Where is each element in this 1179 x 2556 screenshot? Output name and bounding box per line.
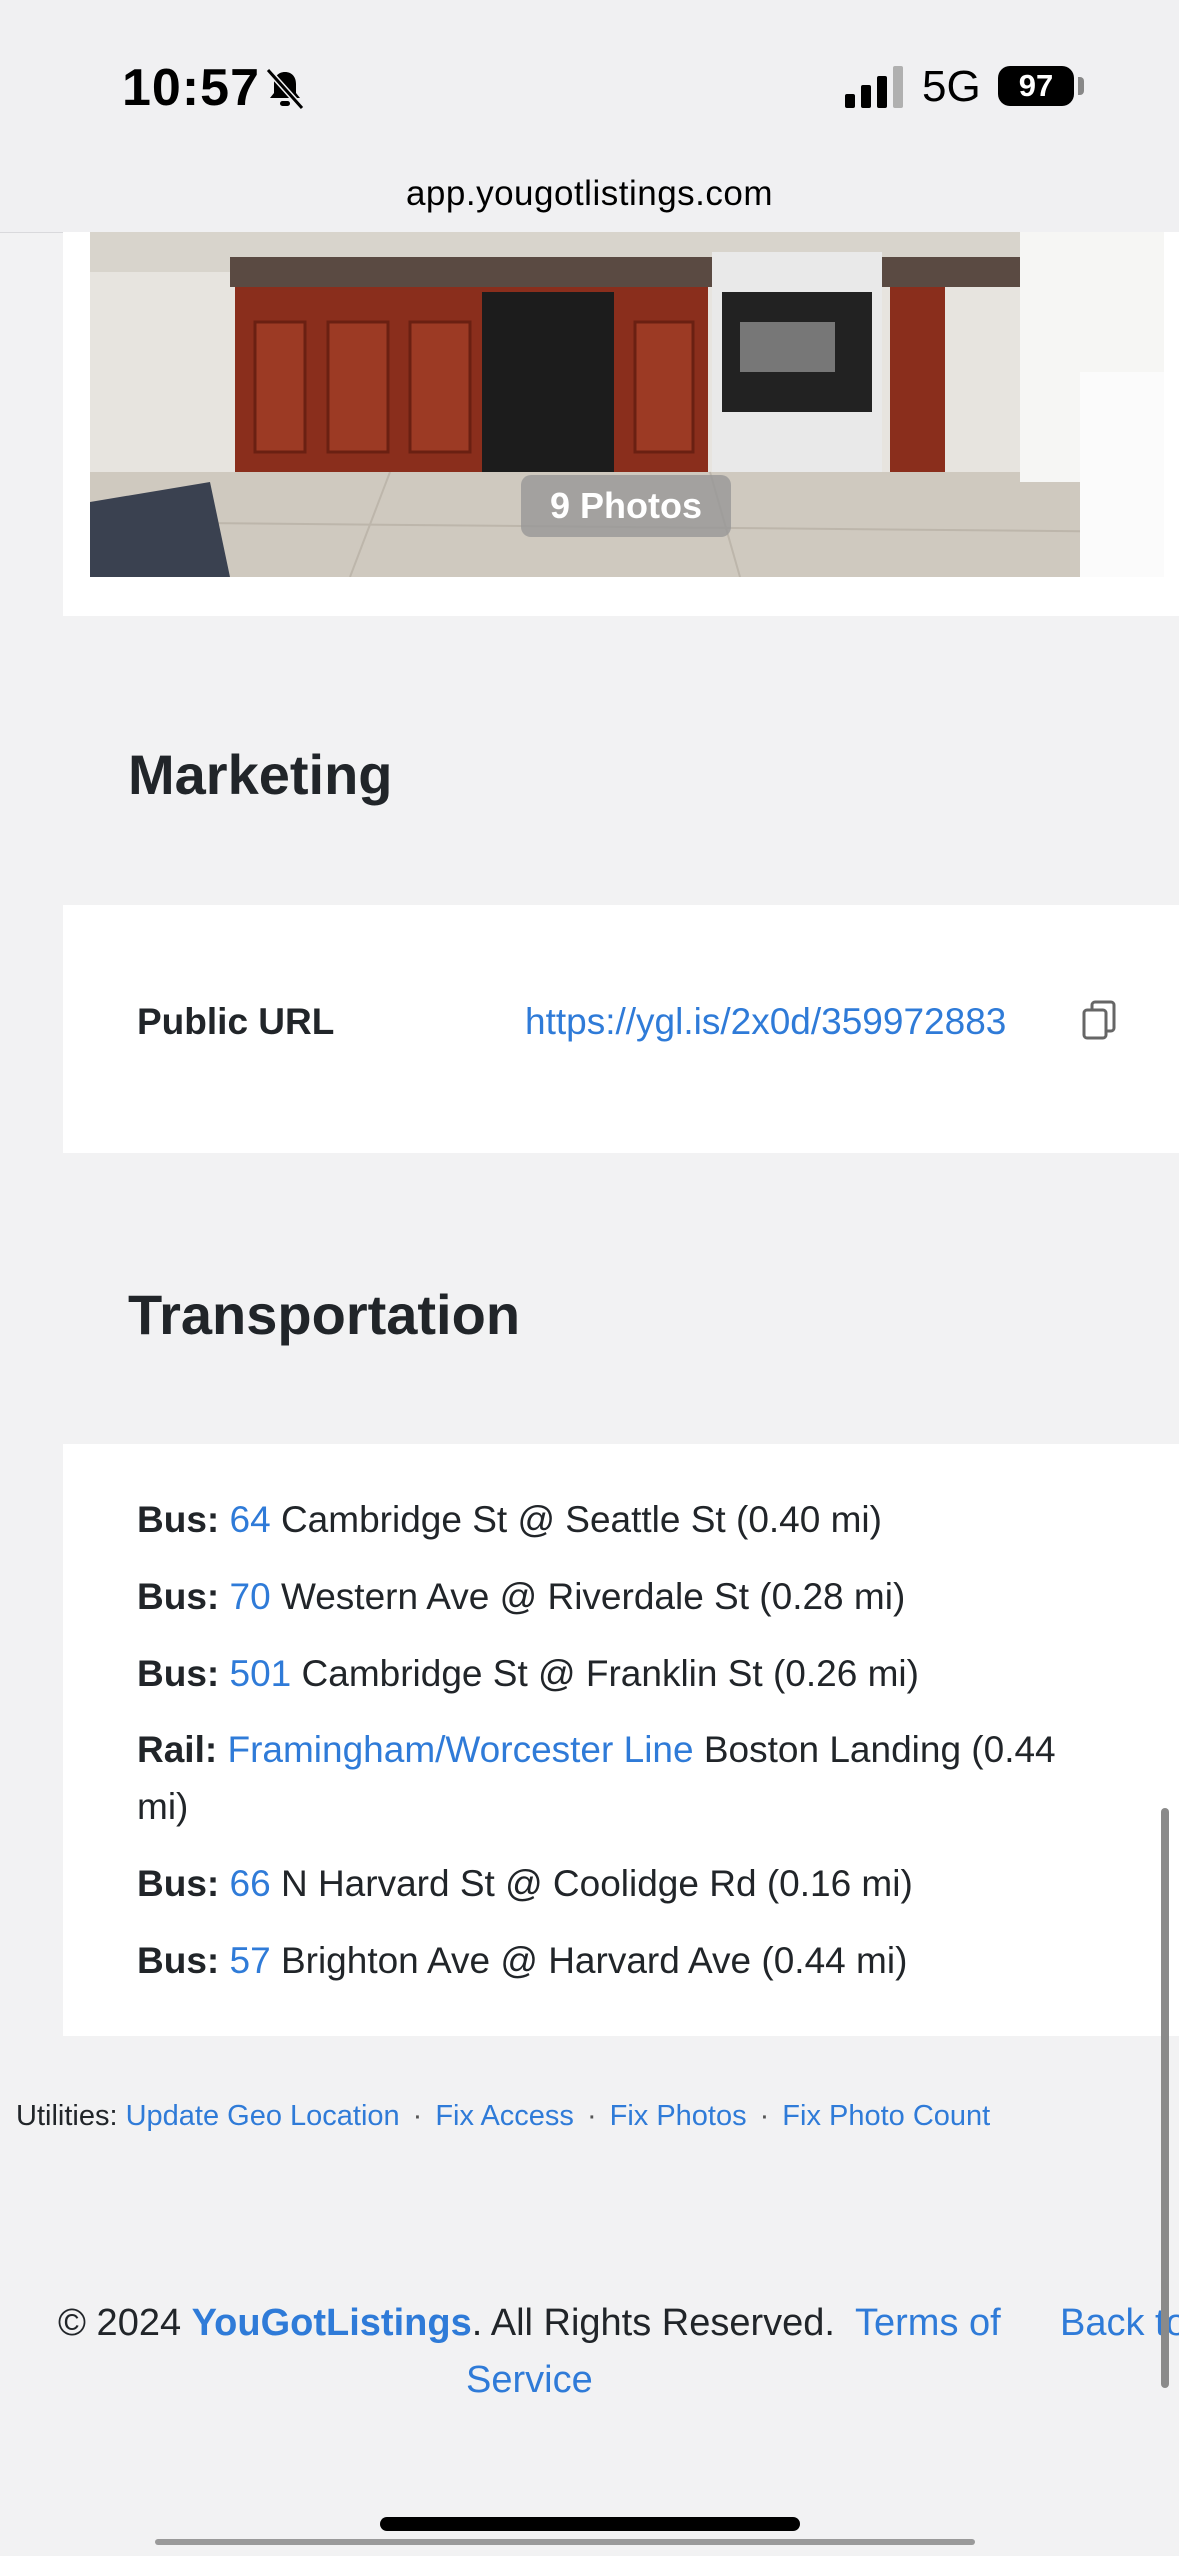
terms-link-continued[interactable]: Service [466,2359,593,2402]
transit-type: Rail: [137,1729,218,1770]
update-geo-location-link[interactable]: Update Geo Location [126,2100,400,2132]
clock: 10:57 [122,59,260,117]
transit-line-link[interactable]: 66 [230,1863,271,1904]
transit-item: Rail: Framingham/Worcester Line Boston L… [137,1721,1117,1835]
public-url-label: Public URL [137,1001,335,1042]
transit-type: Bus: [137,1863,220,1904]
marketing-heading: Marketing [128,743,393,806]
home-indicator[interactable] [380,2517,800,2531]
photo-count-badge[interactable]: 9 Photos [521,475,731,537]
scrollbar[interactable] [1161,1808,1169,2388]
transit-line-link[interactable]: 57 [230,1940,271,1981]
transit-type: Bus: [137,1653,220,1694]
transit-line-link[interactable]: Framingham/Worcester Line [227,1729,693,1770]
transportation-heading: Transportation [128,1283,521,1346]
transit-item: Bus: 57 Brighton Ave @ Harvard Ave (0.44… [137,1932,1117,1989]
transit-item: Bus: 70 Western Ave @ Riverdale St (0.28… [137,1568,1117,1625]
status-bar: 10:57 5G 97 app.yougotlistings.com [0,0,1179,233]
transit-stop: Cambridge St @ Seattle St (0.40 mi) [280,1499,882,1540]
separator: · [759,2100,770,2132]
photo-card [63,232,1179,616]
transit-stop: Brighton Ave @ Harvard Ave (0.44 mi) [280,1940,908,1981]
utilities-bar: Utilities: Update Geo Location · Fix Acces… [16,2100,990,2133]
bottom-edge [155,2539,975,2545]
copyright-text: © 2024 [58,2302,182,2344]
copy-icon[interactable] [1080,1000,1120,1044]
transit-item: Bus: 64 Cambridge St @ Seattle St (0.40 … [137,1491,1117,1548]
rights-text: . All Rights Reserved. [471,2302,835,2344]
transit-stop: Cambridge St @ Franklin St (0.26 mi) [301,1653,919,1694]
transit-line-link[interactable]: 501 [230,1653,292,1694]
public-url-link[interactable]: https://ygl.is/2x0d/359972883 [525,1001,1006,1043]
transit-type: Bus: [137,1576,220,1617]
network-type: 5G [922,62,981,111]
bell-muted-icon [265,67,305,111]
transit-stop: Western Ave @ Riverdale St (0.28 mi) [280,1576,906,1617]
fix-photo-count-link[interactable]: Fix Photo Count [782,2100,990,2132]
transit-line-link[interactable]: 64 [230,1499,271,1540]
separator: · [586,2100,597,2132]
transit-item: Bus: 501 Cambridge St @ Franklin St (0.2… [137,1645,1117,1702]
footer-copyright: © 2024 YouGotListings. All Rights Reserv… [58,2302,835,2345]
utilities-label: Utilities: [16,2100,118,2132]
battery-tip [1078,77,1084,95]
transit-type: Bus: [137,1940,220,1981]
marketing-card: Public URL https://ygl.is/2x0d/359972883 [63,905,1179,1153]
address-bar[interactable]: app.yougotlistings.com [0,174,1179,214]
transit-type: Bus: [137,1499,220,1540]
signal-icon [845,66,903,108]
transit-stop: N Harvard St @ Coolidge Rd (0.16 mi) [280,1863,913,1904]
terms-link[interactable]: Terms of [855,2302,1001,2345]
battery-icon: 97 [998,66,1074,106]
brand-link[interactable]: YouGotListings [192,2302,472,2344]
transit-line-link[interactable]: 70 [230,1576,271,1617]
fix-photos-link[interactable]: Fix Photos [610,2100,747,2132]
transit-item: Bus: 66 N Harvard St @ Coolidge Rd (0.16… [137,1855,1117,1912]
separator: · [412,2100,423,2132]
fix-access-link[interactable]: Fix Access [435,2100,574,2132]
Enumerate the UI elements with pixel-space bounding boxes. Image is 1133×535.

■ SHORT PROBLEM ■
Extract every line above that contains the string "Western".

■ EXPECTED ANSWER ■
transit-item: Bus: 70 Western Ave @ Riverdale St (0.28… [137,1568,1117,1625]
transit-stop: Western Ave @ Riverdale St (0.28 mi) [280,1576,906,1617]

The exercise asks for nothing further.